**PROVIDED DATA:**

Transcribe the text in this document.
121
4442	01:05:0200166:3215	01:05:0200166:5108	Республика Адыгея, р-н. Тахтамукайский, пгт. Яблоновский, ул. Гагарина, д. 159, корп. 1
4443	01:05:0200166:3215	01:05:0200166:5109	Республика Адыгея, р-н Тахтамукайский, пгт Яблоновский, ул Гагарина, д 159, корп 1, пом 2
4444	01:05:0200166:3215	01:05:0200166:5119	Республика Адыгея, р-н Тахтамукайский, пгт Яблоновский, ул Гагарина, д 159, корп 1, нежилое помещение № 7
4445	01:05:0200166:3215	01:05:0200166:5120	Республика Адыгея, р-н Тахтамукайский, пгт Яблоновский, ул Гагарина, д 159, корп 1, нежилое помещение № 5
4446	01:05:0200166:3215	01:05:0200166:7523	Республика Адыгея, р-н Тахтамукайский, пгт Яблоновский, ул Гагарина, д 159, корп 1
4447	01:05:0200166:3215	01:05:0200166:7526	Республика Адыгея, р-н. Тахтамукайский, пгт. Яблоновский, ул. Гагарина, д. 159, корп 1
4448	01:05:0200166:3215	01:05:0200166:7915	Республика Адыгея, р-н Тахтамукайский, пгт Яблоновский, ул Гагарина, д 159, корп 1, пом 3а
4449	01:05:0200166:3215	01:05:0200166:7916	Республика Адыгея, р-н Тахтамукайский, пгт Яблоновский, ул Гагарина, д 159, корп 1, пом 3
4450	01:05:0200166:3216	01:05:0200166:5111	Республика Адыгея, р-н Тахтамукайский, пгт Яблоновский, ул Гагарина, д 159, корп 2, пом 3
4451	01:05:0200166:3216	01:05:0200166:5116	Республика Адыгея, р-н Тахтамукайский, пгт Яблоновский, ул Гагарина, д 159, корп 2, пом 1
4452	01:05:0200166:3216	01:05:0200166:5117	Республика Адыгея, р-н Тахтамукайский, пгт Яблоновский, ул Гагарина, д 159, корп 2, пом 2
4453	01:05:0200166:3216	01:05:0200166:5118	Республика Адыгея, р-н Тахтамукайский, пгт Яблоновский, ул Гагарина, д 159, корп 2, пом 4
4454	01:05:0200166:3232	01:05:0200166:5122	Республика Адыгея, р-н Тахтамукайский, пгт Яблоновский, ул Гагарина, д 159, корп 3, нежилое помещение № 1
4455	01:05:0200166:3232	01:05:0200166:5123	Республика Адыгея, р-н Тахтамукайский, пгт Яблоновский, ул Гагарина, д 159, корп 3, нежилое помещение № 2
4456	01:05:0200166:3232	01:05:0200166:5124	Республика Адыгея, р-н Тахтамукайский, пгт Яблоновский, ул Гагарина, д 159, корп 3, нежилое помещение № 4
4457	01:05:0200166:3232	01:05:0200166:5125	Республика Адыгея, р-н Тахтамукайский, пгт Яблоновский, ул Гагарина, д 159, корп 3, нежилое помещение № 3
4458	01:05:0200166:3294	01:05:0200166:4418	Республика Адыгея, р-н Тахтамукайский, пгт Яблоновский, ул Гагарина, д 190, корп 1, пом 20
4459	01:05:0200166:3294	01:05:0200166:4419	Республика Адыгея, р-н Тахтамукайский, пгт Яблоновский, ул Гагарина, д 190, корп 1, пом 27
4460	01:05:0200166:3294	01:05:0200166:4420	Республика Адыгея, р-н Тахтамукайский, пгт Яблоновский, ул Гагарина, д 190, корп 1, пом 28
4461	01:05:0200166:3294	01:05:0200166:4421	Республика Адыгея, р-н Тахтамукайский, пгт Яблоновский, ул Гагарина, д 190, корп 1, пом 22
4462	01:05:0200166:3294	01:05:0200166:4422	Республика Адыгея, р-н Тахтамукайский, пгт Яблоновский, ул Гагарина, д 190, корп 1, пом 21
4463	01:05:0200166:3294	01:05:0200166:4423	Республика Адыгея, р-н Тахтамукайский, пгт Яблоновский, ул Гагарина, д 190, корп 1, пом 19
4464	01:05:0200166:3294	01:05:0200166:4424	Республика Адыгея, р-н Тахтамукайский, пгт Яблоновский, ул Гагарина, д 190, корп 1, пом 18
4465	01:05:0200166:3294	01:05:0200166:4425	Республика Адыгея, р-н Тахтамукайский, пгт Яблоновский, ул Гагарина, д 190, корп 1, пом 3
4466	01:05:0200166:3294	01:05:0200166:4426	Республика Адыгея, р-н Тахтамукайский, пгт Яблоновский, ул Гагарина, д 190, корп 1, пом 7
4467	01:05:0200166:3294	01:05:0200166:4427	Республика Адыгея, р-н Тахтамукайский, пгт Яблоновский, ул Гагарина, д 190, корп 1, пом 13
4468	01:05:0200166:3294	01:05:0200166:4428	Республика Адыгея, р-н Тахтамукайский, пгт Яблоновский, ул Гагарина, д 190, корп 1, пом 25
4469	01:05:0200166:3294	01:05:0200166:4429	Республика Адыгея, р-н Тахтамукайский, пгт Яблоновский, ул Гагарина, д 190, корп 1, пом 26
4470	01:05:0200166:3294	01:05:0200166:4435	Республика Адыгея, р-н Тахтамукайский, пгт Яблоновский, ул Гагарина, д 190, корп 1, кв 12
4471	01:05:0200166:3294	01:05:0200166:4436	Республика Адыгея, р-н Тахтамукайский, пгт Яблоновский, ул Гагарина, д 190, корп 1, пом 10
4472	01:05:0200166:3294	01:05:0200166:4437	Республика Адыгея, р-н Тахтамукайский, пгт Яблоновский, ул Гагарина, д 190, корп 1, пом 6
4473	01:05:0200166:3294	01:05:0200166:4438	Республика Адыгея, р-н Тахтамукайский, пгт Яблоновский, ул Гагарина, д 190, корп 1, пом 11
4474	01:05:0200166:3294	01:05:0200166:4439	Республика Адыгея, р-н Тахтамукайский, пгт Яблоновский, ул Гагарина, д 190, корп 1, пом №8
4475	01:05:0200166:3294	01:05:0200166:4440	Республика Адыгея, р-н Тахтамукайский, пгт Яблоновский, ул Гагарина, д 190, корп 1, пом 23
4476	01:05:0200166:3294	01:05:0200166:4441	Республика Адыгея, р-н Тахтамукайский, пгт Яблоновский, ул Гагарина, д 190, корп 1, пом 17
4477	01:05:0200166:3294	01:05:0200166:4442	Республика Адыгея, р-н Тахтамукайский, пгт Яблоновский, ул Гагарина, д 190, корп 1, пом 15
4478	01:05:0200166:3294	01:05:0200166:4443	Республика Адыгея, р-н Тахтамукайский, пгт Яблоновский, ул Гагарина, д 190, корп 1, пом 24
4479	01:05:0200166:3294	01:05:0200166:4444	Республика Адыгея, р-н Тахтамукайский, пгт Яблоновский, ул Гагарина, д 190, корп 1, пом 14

**WHAT THE EXERCISE ASKS:** Take the listing above and set it down exactly.

**SOLUTION TO THE EXERCISE:**
Transcribe the text in this document.
121
4442	01:05:0200166:3215	01:05:0200166:5108	Республика Адыгея, р-н. Тахтамукайский, пгт. Яблоновский, ул. Гагарина, д. 159, корп. 1
4443	01:05:0200166:3215	01:05:0200166:5109	Республика Адыгея, р-н Тахтамукайский, пгт Яблоновский, ул Гагарина, д 159, корп 1, пом 2
4444	01:05:0200166:3215	01:05:0200166:5119	Республика Адыгея, р-н Тахтамукайский, пгт Яблоновский, ул Гагарина, д 159, корп 1, нежилое помещение № 7
4445	01:05:0200166:3215	01:05:0200166:5120	Республика Адыгея, р-н Тахтамукайский, пгт Яблоновский, ул Гагарина, д 159, корп 1, нежилое помещение № 5
4446	01:05:0200166:3215	01:05:0200166:7523	Республика Адыгея, р-н Тахтамукайский, пгт Яблоновский, ул Гагарина, д 159, корп 1
4447	01:05:0200166:3215	01:05:0200166:7526	Республика Адыгея, р-н. Тахтамукайский, пгт. Яблоновский, ул. Гагарина, д. 159, корп 1
4448	01:05:0200166:3215	01:05:0200166:7915	Республика Адыгея, р-н Тахтамукайский, пгт Яблоновский, ул Гагарина, д 159, корп 1, пом 3а
4449	01:05:0200166:3215	01:05:0200166:7916	Республика Адыгея, р-н Тахтамукайский, пгт Яблоновский, ул Гагарина, д 159, корп 1, пом 3
4450	01:05:0200166:3216	01:05:0200166:5111	Республика Адыгея, р-н Тахтамукайский, пгт Яблоновский, ул Гагарина, д 159, корп 2, пом 3
4451	01:05:0200166:3216	01:05:0200166:5116	Республика Адыгея, р-н Тахтамукайский, пгт Яблоновский, ул Гагарина, д 159, корп 2, пом 1
4452	01:05:0200166:3216	01:05:0200166:5117	Республика Адыгея, р-н Тахтамукайский, пгт Яблоновский, ул Гагарина, д 159, корп 2, пом 2
4453	01:05:0200166:3216	01:05:0200166:5118	Республика Адыгея, р-н Тахтамукайский, пгт Яблоновский, ул Гагарина, д 159, корп 2, пом 4
4454	01:05:0200166:3232	01:05:0200166:5122	Республика Адыгея, р-н Тахтамукайский, пгт Яблоновский, ул Гагарина, д 159, корп 3, нежилое помещение № 1
4455	01:05:0200166:3232	01:05:0200166:5123	Республика Адыгея, р-н Тахтамукайский, пгт Яблоновский, ул Гагарина, д 159, корп 3, нежилое помещение № 2
4456	01:05:0200166:3232	01:05:0200166:5124	Республика Адыгея, р-н Тахтамукайский, пгт Яблоновский, ул Гагарина, д 159, корп 3, нежилое помещение № 4
4457	01:05:0200166:3232	01:05:0200166:5125	Республика Адыгея, р-н Тахтамукайский, пгт Яблоновский, ул Гагарина, д 159, корп 3, нежилое помещение № 3
4458	01:05:0200166:3294	01:05:0200166:4418	Республика Адыгея, р-н Тахтамукайский, пгт Яблоновский, ул Гагарина, д 190, корп 1, пом 20
4459	01:05:0200166:3294	01:05:0200166:4419	Республика Адыгея, р-н Тахтамукайский, пгт Яблоновский, ул Гагарина, д 190, корп 1, пом 27
4460	01:05:0200166:3294	01:05:0200166:4420	Республика Адыгея, р-н Тахтамукайский, пгт Яблоновский, ул Гагарина, д 190, корп 1, пом 28
4461	01:05:0200166:3294	01:05:0200166:4421	Республика Адыгея, р-н Тахтамукайский, пгт Яблоновский, ул Гагарина, д 190, корп 1, пом 22
4462	01:05:0200166:3294	01:05:0200166:4422	Республика Адыгея, р-н Тахтамукайский, пгт Яблоновский, ул Гагарина, д 190, корп 1, пом 21
4463	01:05:0200166:3294	01:05:0200166:4423	Республика Адыгея, р-н Тахтамукайский, пгт Яблоновский, ул Гагарина, д 190, корп 1, пом 19
4464	01:05:0200166:3294	01:05:0200166:4424	Республика Адыгея, р-н Тахтамукайский, пгт Яблоновский, ул Гагарина, д 190, корп 1, пом 18
4465	01:05:0200166:3294	01:05:0200166:4425	Республика Адыгея, р-н Тахтамукайский, пгт Яблоновский, ул Гагарина, д 190, корп 1, пом 3
4466	01:05:0200166:3294	01:05:0200166:4426	Республика Адыгея, р-н Тахтамукайский, пгт Яблоновский, ул Гагарина, д 190, корп 1, пом 7
4467	01:05:0200166:3294	01:05:0200166:4427	Республика Адыгея, р-н Тахтамукайский, пгт Яблоновский, ул Гагарина, д 190, корп 1, пом 13
4468	01:05:0200166:3294	01:05:0200166:4428	Республика Адыгея, р-н Тахтамукайский, пгт Яблоновский, ул Гагарина, д 190, корп 1, пом 25
4469	01:05:0200166:3294	01:05:0200166:4429	Республика Адыгея, р-н Тахтамукайский, пгт Яблоновский, ул Гагарина, д 190, корп 1, пом 26
4470	01:05:0200166:3294	01:05:0200166:4435	Республика Адыгея, р-н Тахтамукайский, пгт Яблоновский, ул Гагарина, д 190, корп 1, кв 12
4471	01:05:0200166:3294	01:05:0200166:4436	Республика Адыгея, р-н Тахтамукайский, пгт Яблоновский, ул Гагарина, д 190, корп 1, пом 10
4472	01:05:0200166:3294	01:05:0200166:4437	Республика Адыгея, р-н Тахтамукайский, пгт Яблоновский, ул Гагарина, д 190, корп 1, пом 6
4473	01:05:0200166:3294	01:05:0200166:4438	Республика Адыгея, р-н Тахтамукайский, пгт Яблоновский, ул Гагарина, д 190, корп 1, пом 11
4474	01:05:0200166:3294	01:05:0200166:4439	Республика Адыгея, р-н Тахтамукайский, пгт Яблоновский, ул Гагарина, д 190, корп 1, пом №8
4475	01:05:0200166:3294	01:05:0200166:4440	Республика Адыгея, р-н Тахтамукайский, пгт Яблоновский, ул Гагарина, д 190, корп 1, пом 23
4476	01:05:0200166:3294	01:05:0200166:4441	Республика Адыгея, р-н Тахтамукайский, пгт Яблоновский, ул Гагарина, д 190, корп 1, пом 17
4477	01:05:0200166:3294	01:05:0200166:4442	Республика Адыгея, р-н Тахтамукайский, пгт Яблоновский, ул Гагарина, д 190, корп 1, пом 15
4478	01:05:0200166:3294	01:05:0200166:4443	Республика Адыгея, р-н Тахтамукайский, пгт Яблоновский, ул Гагарина, д 190, корп 1, пом 24
4479	01:05:0200166:3294	01:05:0200166:4444	Республика Адыгея, р-н Тахтамукайский, пгт Яблоновский, ул Гагарина, д 190, корп 1, пом 14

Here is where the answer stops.